Exercise -
Each line containing the string "Zahlenverhältnis" should be copied out of the entries.

Stored data entries -
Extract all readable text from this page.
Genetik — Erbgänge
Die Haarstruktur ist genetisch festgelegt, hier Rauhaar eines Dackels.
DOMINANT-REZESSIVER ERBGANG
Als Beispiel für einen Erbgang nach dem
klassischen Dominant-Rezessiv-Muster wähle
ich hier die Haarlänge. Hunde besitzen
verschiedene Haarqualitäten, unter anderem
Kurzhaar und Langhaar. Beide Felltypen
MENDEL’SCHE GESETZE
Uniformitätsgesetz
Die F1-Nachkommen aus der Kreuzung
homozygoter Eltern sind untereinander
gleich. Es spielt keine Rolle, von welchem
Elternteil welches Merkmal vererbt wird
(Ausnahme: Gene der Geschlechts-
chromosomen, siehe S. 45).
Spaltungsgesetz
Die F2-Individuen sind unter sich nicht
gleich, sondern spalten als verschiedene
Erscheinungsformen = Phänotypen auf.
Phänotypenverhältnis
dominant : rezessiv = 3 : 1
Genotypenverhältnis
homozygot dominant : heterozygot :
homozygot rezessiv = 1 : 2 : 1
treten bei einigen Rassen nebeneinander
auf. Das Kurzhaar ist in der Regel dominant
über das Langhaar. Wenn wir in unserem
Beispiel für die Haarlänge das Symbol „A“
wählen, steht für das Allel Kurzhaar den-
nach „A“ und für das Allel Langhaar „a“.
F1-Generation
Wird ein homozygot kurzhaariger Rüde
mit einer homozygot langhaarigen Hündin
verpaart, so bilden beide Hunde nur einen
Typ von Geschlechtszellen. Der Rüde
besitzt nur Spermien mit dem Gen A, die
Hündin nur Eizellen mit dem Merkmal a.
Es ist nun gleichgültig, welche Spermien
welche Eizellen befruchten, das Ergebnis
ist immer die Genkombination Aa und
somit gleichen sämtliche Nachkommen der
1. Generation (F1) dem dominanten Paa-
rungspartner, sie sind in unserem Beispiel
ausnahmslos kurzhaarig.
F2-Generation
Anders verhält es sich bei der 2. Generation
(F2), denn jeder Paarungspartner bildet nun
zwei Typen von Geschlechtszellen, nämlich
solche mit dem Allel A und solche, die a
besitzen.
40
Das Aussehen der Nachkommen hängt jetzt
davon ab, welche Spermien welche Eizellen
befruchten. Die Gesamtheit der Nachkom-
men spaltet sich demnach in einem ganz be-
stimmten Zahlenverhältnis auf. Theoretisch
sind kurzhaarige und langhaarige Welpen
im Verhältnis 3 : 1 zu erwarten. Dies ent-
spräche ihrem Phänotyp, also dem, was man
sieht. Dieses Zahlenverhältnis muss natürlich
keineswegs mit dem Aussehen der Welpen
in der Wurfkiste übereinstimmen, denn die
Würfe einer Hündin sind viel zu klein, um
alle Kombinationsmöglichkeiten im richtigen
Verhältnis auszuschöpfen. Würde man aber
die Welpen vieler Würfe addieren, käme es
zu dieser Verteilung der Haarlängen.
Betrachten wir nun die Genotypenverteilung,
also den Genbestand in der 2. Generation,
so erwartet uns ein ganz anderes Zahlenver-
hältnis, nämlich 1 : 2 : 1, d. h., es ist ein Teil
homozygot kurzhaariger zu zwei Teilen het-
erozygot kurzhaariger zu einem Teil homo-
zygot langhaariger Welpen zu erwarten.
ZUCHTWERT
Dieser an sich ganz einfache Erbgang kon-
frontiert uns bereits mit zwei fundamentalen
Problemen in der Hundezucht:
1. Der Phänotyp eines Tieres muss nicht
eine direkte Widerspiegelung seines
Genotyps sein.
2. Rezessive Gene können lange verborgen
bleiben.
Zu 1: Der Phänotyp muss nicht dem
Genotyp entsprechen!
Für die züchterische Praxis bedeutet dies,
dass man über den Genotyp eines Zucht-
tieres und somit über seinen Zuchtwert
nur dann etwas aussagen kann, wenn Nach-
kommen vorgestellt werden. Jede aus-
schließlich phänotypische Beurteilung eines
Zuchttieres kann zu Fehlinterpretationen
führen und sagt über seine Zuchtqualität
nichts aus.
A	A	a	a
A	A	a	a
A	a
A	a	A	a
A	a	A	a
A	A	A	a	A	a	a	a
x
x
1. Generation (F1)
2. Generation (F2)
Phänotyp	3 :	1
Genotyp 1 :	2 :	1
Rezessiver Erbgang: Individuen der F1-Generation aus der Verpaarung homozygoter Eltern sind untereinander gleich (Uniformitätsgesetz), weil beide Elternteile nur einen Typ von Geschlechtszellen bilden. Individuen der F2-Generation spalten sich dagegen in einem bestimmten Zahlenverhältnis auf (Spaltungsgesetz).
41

Solution to the problem -
stimmten Zahlenverhältnis auf. Theoretisch
sieht. Dieses Zahlenverhältnis muss natürlich
Rezessiver Erbgang: Individuen der F1-Generation aus der Verpaarung homozygoter Eltern sind untereinander gleich (Uniformitätsgesetz), weil beide Elternteile nur einen Typ von Geschlechtszellen bilden. Individuen der F2-Generation spalten sich dagegen in einem bestimmten Zahlenverhältnis auf (Spaltungsgesetz).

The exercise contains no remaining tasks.